EXERCISE OBJECTIVE: Filter for the word "this" and keep each matching line.

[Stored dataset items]
▬▬▬

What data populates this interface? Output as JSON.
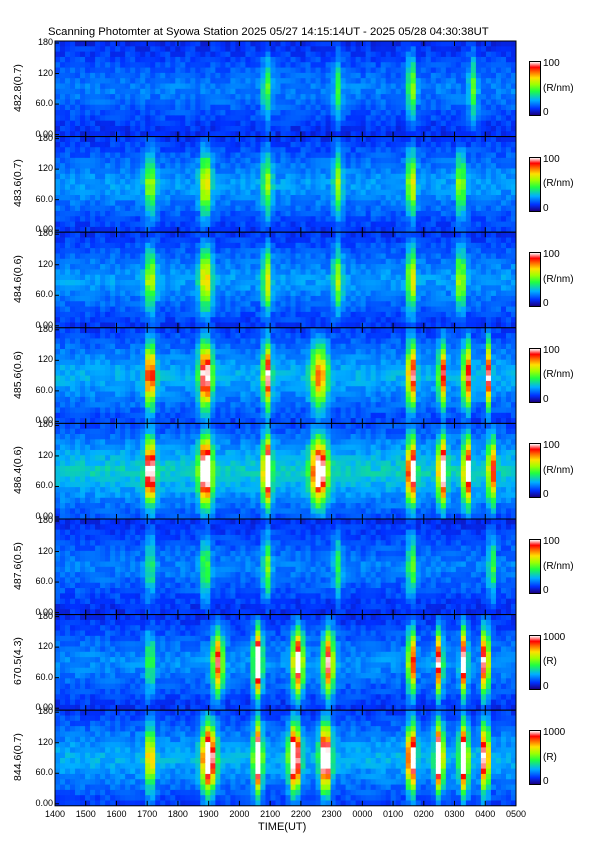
{
  "title": "Scanning Photomter at Syowa Station  2025 05/27 14:15:14UT - 2025 05/28 04:30:38UT",
  "xlabel": "TIME(UT)",
  "colors": {
    "low": "#1a0080",
    "high": "#ffffff"
  },
  "chart_data": {
    "type": "heatmap",
    "x_tick_labels": [
      "1400",
      "1500",
      "1600",
      "1700",
      "1800",
      "1900",
      "2000",
      "2100",
      "2200",
      "2300",
      "0000",
      "0100",
      "0200",
      "0300",
      "0400",
      "0500"
    ],
    "y_tick_labels": [
      "0.00",
      "60.0",
      "120",
      "180"
    ],
    "panels": [
      {
        "ylabel": "482.8(0.7)",
        "unit": "(R/nm)",
        "cmin": "0",
        "cmax": "100",
        "level": 0.18,
        "blobs": [
          [
            20.9,
            0.28,
            0.35
          ],
          [
            23.2,
            0.25,
            0.3
          ],
          [
            1.6,
            0.4,
            0.3
          ],
          [
            3.6,
            0.3,
            0.3
          ]
        ]
      },
      {
        "ylabel": "483.6(0.7)",
        "unit": "(R/nm)",
        "cmin": "0",
        "cmax": "100",
        "level": 0.22,
        "blobs": [
          [
            17.1,
            0.35,
            0.4
          ],
          [
            18.9,
            0.5,
            0.4
          ],
          [
            20.9,
            0.35,
            0.35
          ],
          [
            23.2,
            0.35,
            0.3
          ],
          [
            1.6,
            0.5,
            0.3
          ],
          [
            3.2,
            0.4,
            0.3
          ]
        ]
      },
      {
        "ylabel": "484.6(0.6)",
        "unit": "(R/nm)",
        "cmin": "0",
        "cmax": "100",
        "level": 0.22,
        "blobs": [
          [
            17.1,
            0.4,
            0.4
          ],
          [
            18.9,
            0.5,
            0.45
          ],
          [
            20.9,
            0.45,
            0.3
          ],
          [
            23.2,
            0.35,
            0.35
          ],
          [
            1.6,
            0.5,
            0.3
          ],
          [
            3.2,
            0.45,
            0.3
          ]
        ]
      },
      {
        "ylabel": "485.6(0.6)",
        "unit": "(R/nm)",
        "cmin": "0",
        "cmax": "100",
        "level": 0.25,
        "blobs": [
          [
            17.1,
            0.75,
            0.35
          ],
          [
            18.9,
            0.85,
            0.45
          ],
          [
            20.9,
            0.75,
            0.3
          ],
          [
            22.6,
            0.55,
            0.6
          ],
          [
            1.6,
            0.8,
            0.3
          ],
          [
            2.6,
            0.7,
            0.25
          ],
          [
            3.4,
            0.8,
            0.25
          ],
          [
            4.1,
            0.7,
            0.2
          ]
        ]
      },
      {
        "ylabel": "486.4(0.6)",
        "unit": "(R/nm)",
        "cmin": "0",
        "cmax": "100",
        "level": 0.3,
        "blobs": [
          [
            17.1,
            0.92,
            0.35
          ],
          [
            18.9,
            1.0,
            0.45
          ],
          [
            20.9,
            1.0,
            0.3
          ],
          [
            22.6,
            0.85,
            0.6
          ],
          [
            1.6,
            0.95,
            0.3
          ],
          [
            2.6,
            0.9,
            0.3
          ],
          [
            3.4,
            0.95,
            0.25
          ],
          [
            4.2,
            1.0,
            0.2
          ]
        ]
      },
      {
        "ylabel": "487.6(0.5)",
        "unit": "(R/nm)",
        "cmin": "0",
        "cmax": "100",
        "level": 0.18,
        "blobs": [
          [
            17.1,
            0.25,
            0.35
          ],
          [
            18.9,
            0.3,
            0.4
          ],
          [
            20.9,
            0.35,
            0.3
          ],
          [
            23.2,
            0.25,
            0.3
          ],
          [
            1.6,
            0.35,
            0.3
          ],
          [
            4.2,
            0.45,
            0.2
          ]
        ]
      },
      {
        "ylabel": "670.5(4.3)",
        "unit": "(R)",
        "cmin": "0",
        "cmax": "1000",
        "level": 0.2,
        "blobs": [
          [
            17.1,
            0.3,
            0.3
          ],
          [
            19.3,
            0.7,
            0.4
          ],
          [
            20.6,
            1.0,
            0.3
          ],
          [
            21.9,
            0.85,
            0.4
          ],
          [
            22.9,
            0.75,
            0.4
          ],
          [
            1.6,
            0.85,
            0.25
          ],
          [
            2.5,
            0.8,
            0.25
          ],
          [
            3.3,
            0.85,
            0.25
          ],
          [
            4.0,
            1.0,
            0.25
          ]
        ]
      },
      {
        "ylabel": "844.6(0.7)",
        "unit": "(R)",
        "cmin": "0",
        "cmax": "1000",
        "level": 0.25,
        "blobs": [
          [
            17.1,
            0.6,
            0.3
          ],
          [
            19.0,
            1.0,
            0.5
          ],
          [
            20.6,
            1.0,
            0.3
          ],
          [
            21.8,
            1.0,
            0.4
          ],
          [
            22.8,
            1.0,
            0.4
          ],
          [
            1.6,
            1.0,
            0.3
          ],
          [
            2.5,
            1.0,
            0.3
          ],
          [
            3.3,
            1.0,
            0.3
          ],
          [
            4.0,
            1.0,
            0.25
          ]
        ]
      }
    ]
  }
}
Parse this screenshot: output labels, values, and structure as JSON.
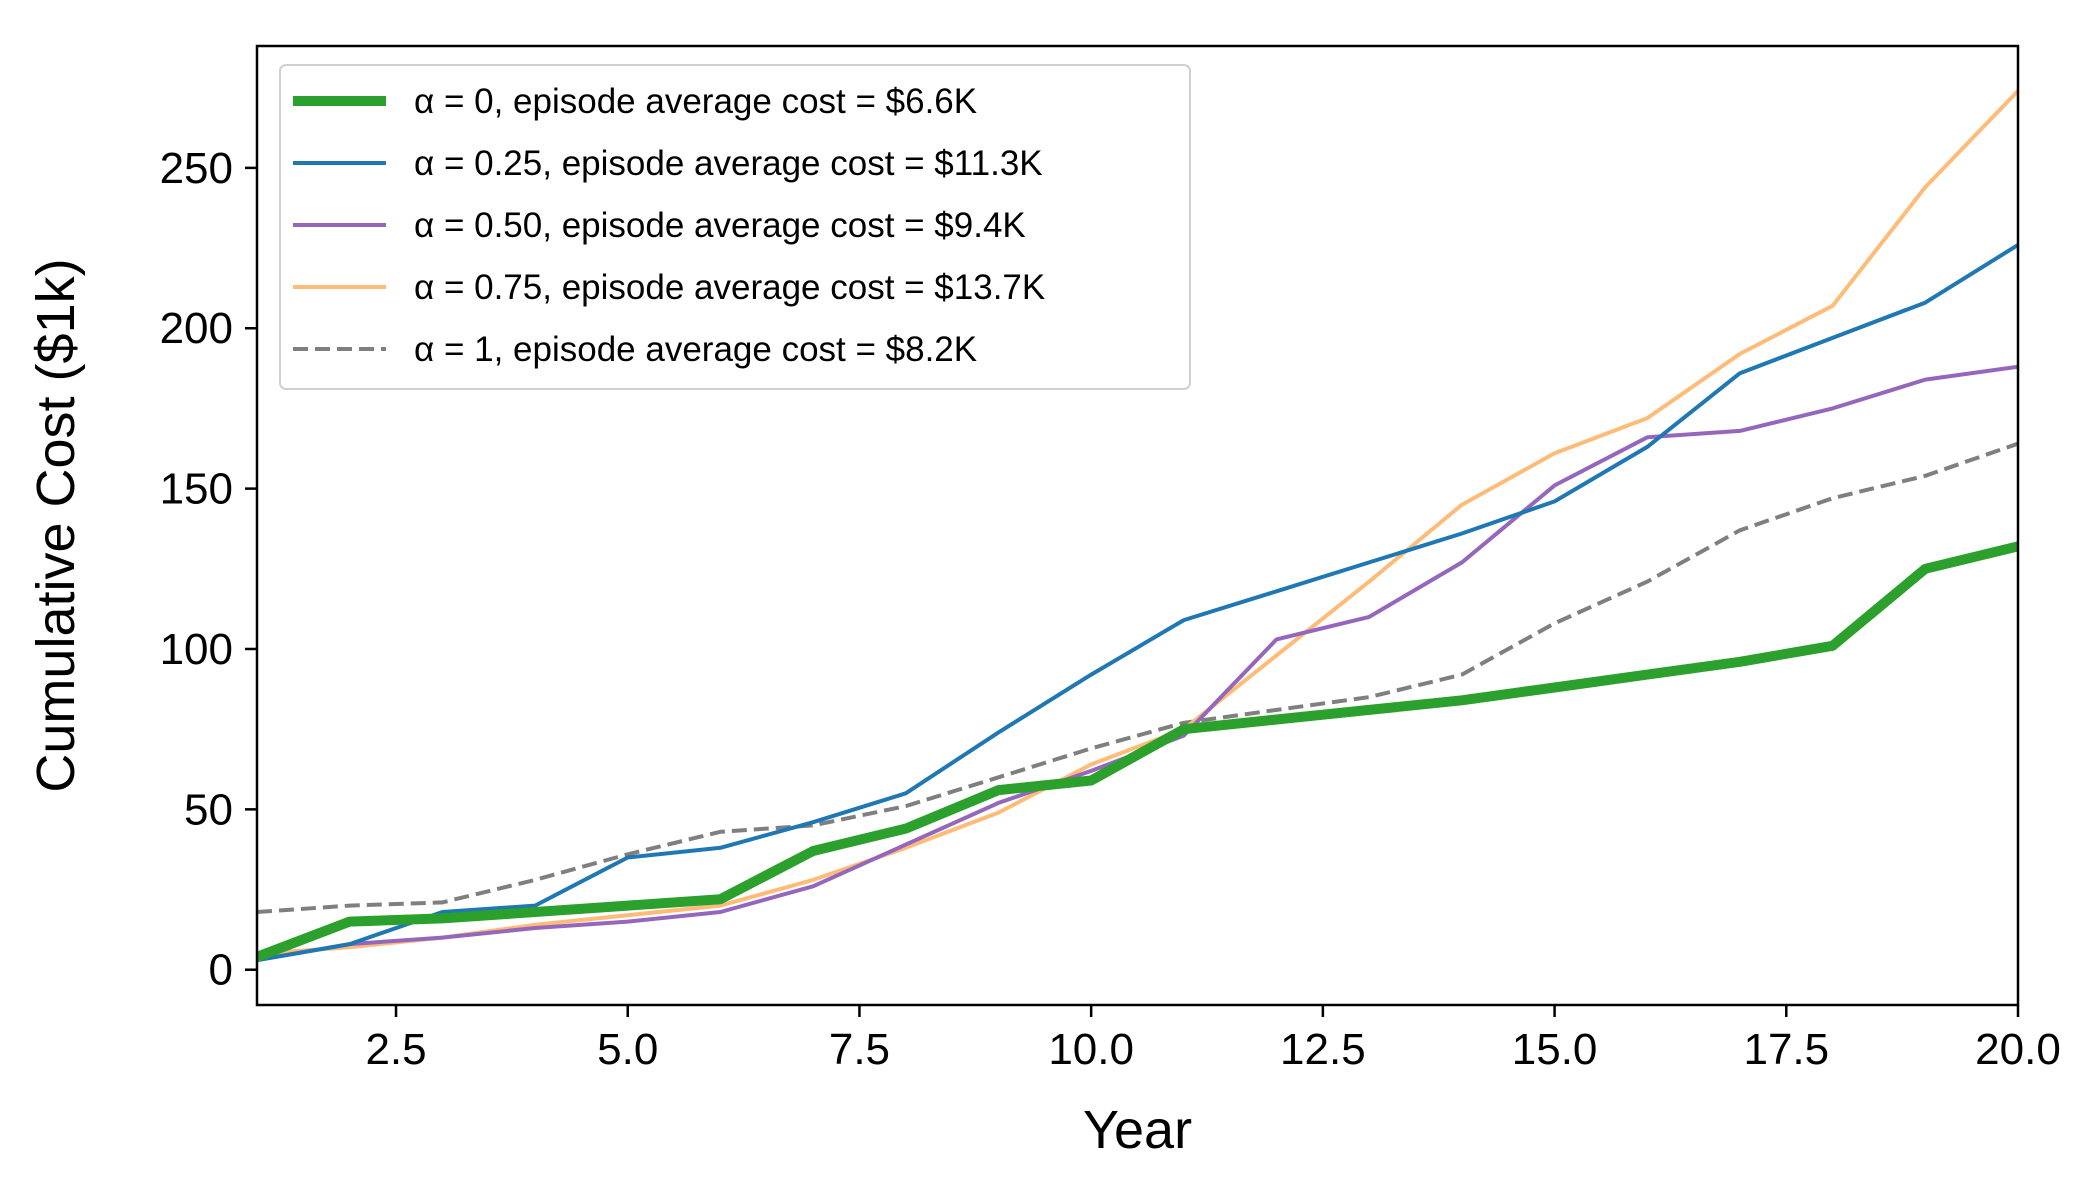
{
  "chart_data": {
    "type": "line",
    "title": "",
    "xlabel": "Year",
    "ylabel": "Cumulative Cost ($1k)",
    "xlim": [
      1,
      20
    ],
    "ylim": [
      -11,
      288
    ],
    "xticks": [
      2.5,
      5.0,
      7.5,
      10.0,
      12.5,
      15.0,
      17.5,
      20.0
    ],
    "xtick_labels": [
      "2.5",
      "5.0",
      "7.5",
      "10.0",
      "12.5",
      "15.0",
      "17.5",
      "20.0"
    ],
    "yticks": [
      0,
      50,
      100,
      150,
      200,
      250
    ],
    "ytick_labels": [
      "0",
      "50",
      "100",
      "150",
      "200",
      "250"
    ],
    "grid": false,
    "legend_position": "top-left",
    "x": [
      1,
      2,
      3,
      4,
      5,
      6,
      7,
      8,
      9,
      10,
      11,
      12,
      13,
      14,
      15,
      16,
      17,
      18,
      19,
      20
    ],
    "series": [
      {
        "name": "α = 0, episode average cost = $6.6K",
        "color": "#2ca02c",
        "style": "solid",
        "weight": "thick",
        "values": [
          4,
          15,
          16,
          18,
          20,
          22,
          37,
          44,
          56,
          59,
          75,
          78,
          81,
          84,
          88,
          92,
          96,
          101,
          125,
          132
        ]
      },
      {
        "name": "α = 0.25, episode average cost = $11.3K",
        "color": "#1f77b4",
        "style": "solid",
        "weight": "normal",
        "values": [
          3,
          8,
          18,
          20,
          35,
          38,
          46,
          55,
          74,
          92,
          109,
          118,
          127,
          136,
          146,
          163,
          186,
          197,
          208,
          226
        ]
      },
      {
        "name": "α = 0.50, episode average cost = $9.4K",
        "color": "#9467bd",
        "style": "solid",
        "weight": "normal",
        "values": [
          3,
          8,
          10,
          13,
          15,
          18,
          26,
          39,
          52,
          62,
          73,
          103,
          110,
          127,
          151,
          166,
          168,
          175,
          184,
          188
        ]
      },
      {
        "name": "α = 0.75, episode average cost = $13.7K",
        "color": "#ffbb78",
        "style": "solid",
        "weight": "normal",
        "values": [
          5,
          7,
          10,
          14,
          17,
          20,
          28,
          38,
          49,
          64,
          75,
          98,
          121,
          145,
          161,
          172,
          192,
          207,
          244,
          274
        ]
      },
      {
        "name": "α = 1, episode average cost = $8.2K",
        "color": "#7f7f7f",
        "style": "dashed",
        "weight": "normal",
        "values": [
          18,
          20,
          21,
          28,
          36,
          43,
          45,
          51,
          60,
          69,
          77,
          81,
          85,
          92,
          108,
          121,
          137,
          147,
          154,
          164
        ]
      }
    ]
  }
}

▬▬▬

CORRECT ANSWER:
What data populates this interface? Output as JSON.
Parse this screenshot: output labels, values, and structure as JSON.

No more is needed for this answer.